-- begin --
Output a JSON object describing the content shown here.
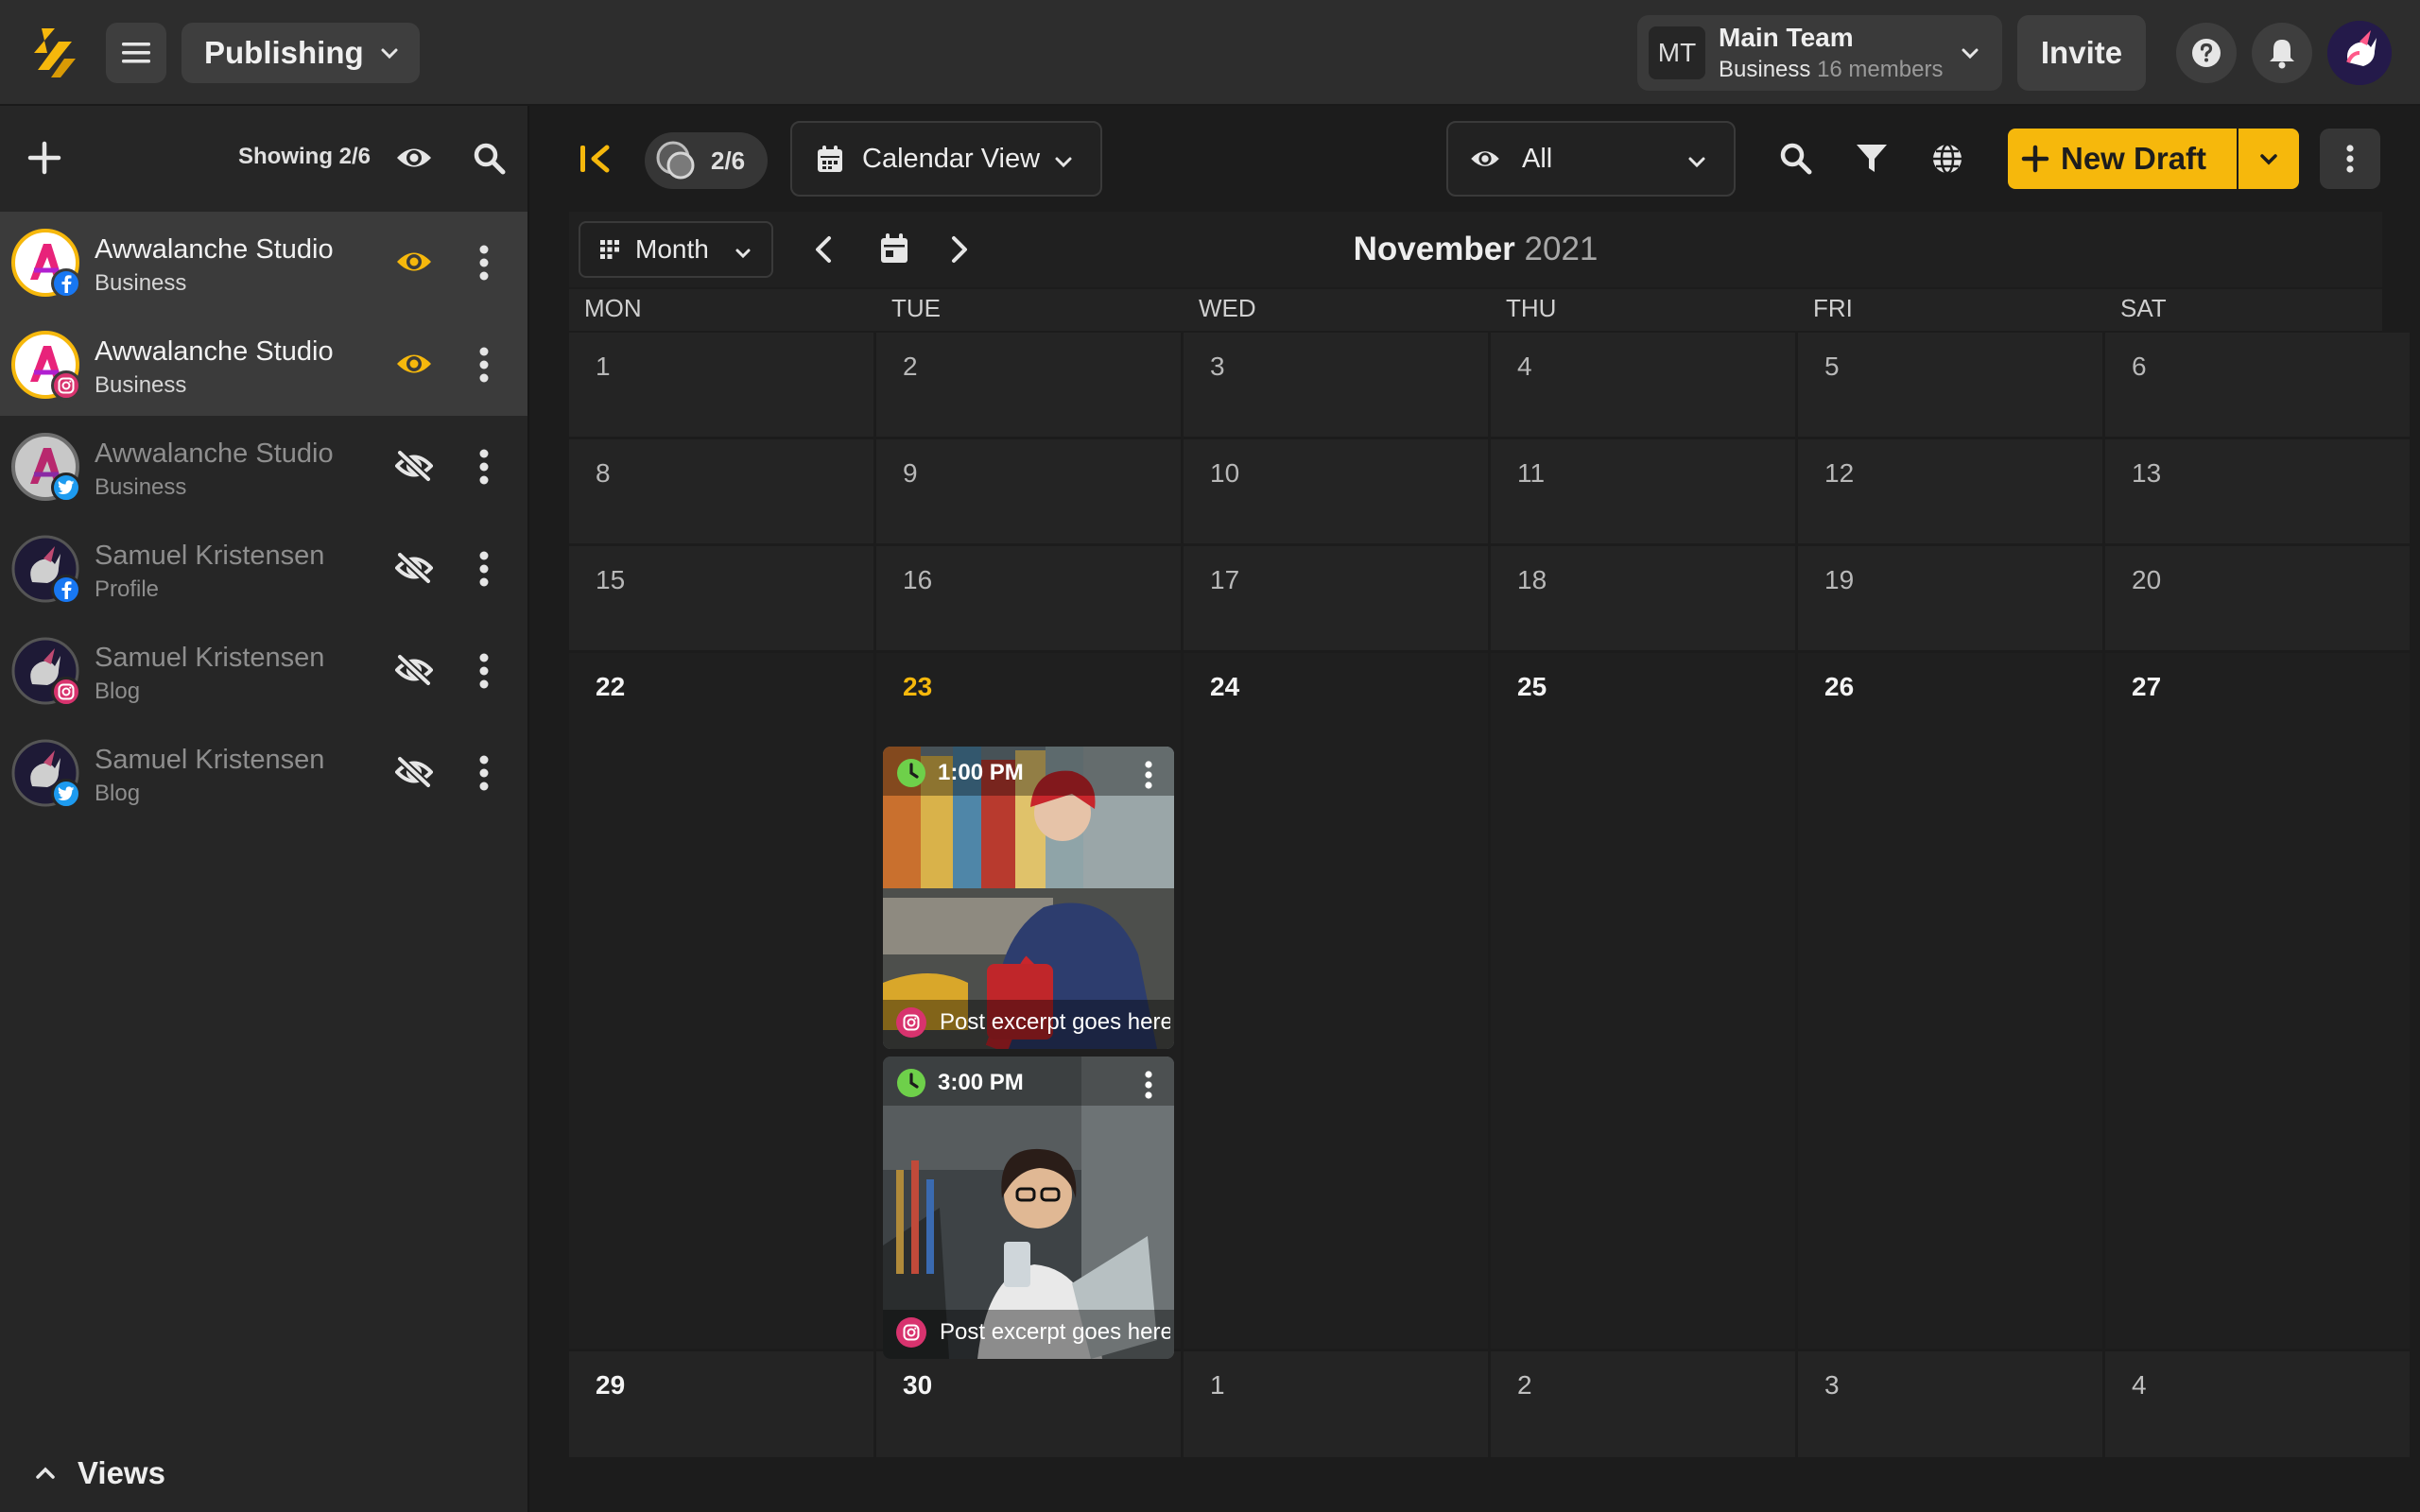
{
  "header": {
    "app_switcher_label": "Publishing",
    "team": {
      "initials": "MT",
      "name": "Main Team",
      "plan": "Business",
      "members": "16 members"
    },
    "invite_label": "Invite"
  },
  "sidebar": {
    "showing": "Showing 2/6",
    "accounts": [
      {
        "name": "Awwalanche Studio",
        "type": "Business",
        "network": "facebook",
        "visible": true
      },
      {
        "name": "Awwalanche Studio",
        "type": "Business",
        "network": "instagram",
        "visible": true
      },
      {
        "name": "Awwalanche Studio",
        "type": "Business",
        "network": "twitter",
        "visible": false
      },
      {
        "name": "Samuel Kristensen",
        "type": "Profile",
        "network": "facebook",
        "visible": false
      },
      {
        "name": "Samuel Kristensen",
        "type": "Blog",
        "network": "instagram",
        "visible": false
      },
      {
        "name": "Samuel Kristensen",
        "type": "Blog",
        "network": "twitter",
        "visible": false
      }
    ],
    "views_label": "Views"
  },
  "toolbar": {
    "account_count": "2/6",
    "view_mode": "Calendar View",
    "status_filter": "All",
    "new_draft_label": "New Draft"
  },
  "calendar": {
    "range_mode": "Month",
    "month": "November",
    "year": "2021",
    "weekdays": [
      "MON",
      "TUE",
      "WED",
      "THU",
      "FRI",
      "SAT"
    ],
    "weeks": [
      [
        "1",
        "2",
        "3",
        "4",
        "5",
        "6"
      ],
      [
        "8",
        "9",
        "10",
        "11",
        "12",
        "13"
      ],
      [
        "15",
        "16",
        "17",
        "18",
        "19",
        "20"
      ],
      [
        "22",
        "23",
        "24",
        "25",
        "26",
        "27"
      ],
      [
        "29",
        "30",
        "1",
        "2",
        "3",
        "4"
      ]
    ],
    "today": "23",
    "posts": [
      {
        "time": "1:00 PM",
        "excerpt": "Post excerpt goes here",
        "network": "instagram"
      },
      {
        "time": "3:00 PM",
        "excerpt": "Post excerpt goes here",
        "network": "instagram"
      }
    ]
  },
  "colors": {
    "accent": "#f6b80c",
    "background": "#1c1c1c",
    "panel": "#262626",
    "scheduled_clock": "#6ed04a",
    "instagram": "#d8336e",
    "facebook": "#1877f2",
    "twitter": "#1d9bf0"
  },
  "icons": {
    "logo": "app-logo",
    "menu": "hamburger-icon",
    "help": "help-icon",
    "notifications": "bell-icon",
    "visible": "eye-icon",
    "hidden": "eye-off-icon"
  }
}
-- end --
→ DIRECTIONS FOR THIS TASK
Return the listing above word for word, with the pictures removed.

→ EXPECTED OUTPUT
Output a JSON object describing the content shown here.
{
  "header": {
    "app_switcher_label": "Publishing",
    "team": {
      "initials": "MT",
      "name": "Main Team",
      "plan": "Business",
      "members": "16 members"
    },
    "invite_label": "Invite"
  },
  "sidebar": {
    "showing": "Showing 2/6",
    "accounts": [
      {
        "name": "Awwalanche Studio",
        "type": "Business",
        "network": "facebook",
        "visible": true
      },
      {
        "name": "Awwalanche Studio",
        "type": "Business",
        "network": "instagram",
        "visible": true
      },
      {
        "name": "Awwalanche Studio",
        "type": "Business",
        "network": "twitter",
        "visible": false
      },
      {
        "name": "Samuel Kristensen",
        "type": "Profile",
        "network": "facebook",
        "visible": false
      },
      {
        "name": "Samuel Kristensen",
        "type": "Blog",
        "network": "instagram",
        "visible": false
      },
      {
        "name": "Samuel Kristensen",
        "type": "Blog",
        "network": "twitter",
        "visible": false
      }
    ],
    "views_label": "Views"
  },
  "toolbar": {
    "account_count": "2/6",
    "view_mode": "Calendar View",
    "status_filter": "All",
    "new_draft_label": "New Draft"
  },
  "calendar": {
    "range_mode": "Month",
    "month": "November",
    "year": "2021",
    "weekdays": [
      "MON",
      "TUE",
      "WED",
      "THU",
      "FRI",
      "SAT"
    ],
    "weeks": [
      [
        "1",
        "2",
        "3",
        "4",
        "5",
        "6"
      ],
      [
        "8",
        "9",
        "10",
        "11",
        "12",
        "13"
      ],
      [
        "15",
        "16",
        "17",
        "18",
        "19",
        "20"
      ],
      [
        "22",
        "23",
        "24",
        "25",
        "26",
        "27"
      ],
      [
        "29",
        "30",
        "1",
        "2",
        "3",
        "4"
      ]
    ],
    "today": "23",
    "posts": [
      {
        "time": "1:00 PM",
        "excerpt": "Post excerpt goes here",
        "network": "instagram"
      },
      {
        "time": "3:00 PM",
        "excerpt": "Post excerpt goes here",
        "network": "instagram"
      }
    ]
  },
  "colors": {
    "accent": "#f6b80c",
    "background": "#1c1c1c",
    "panel": "#262626",
    "scheduled_clock": "#6ed04a",
    "instagram": "#d8336e",
    "facebook": "#1877f2",
    "twitter": "#1d9bf0"
  },
  "icons": {
    "logo": "app-logo",
    "menu": "hamburger-icon",
    "help": "help-icon",
    "notifications": "bell-icon",
    "visible": "eye-icon",
    "hidden": "eye-off-icon"
  }
}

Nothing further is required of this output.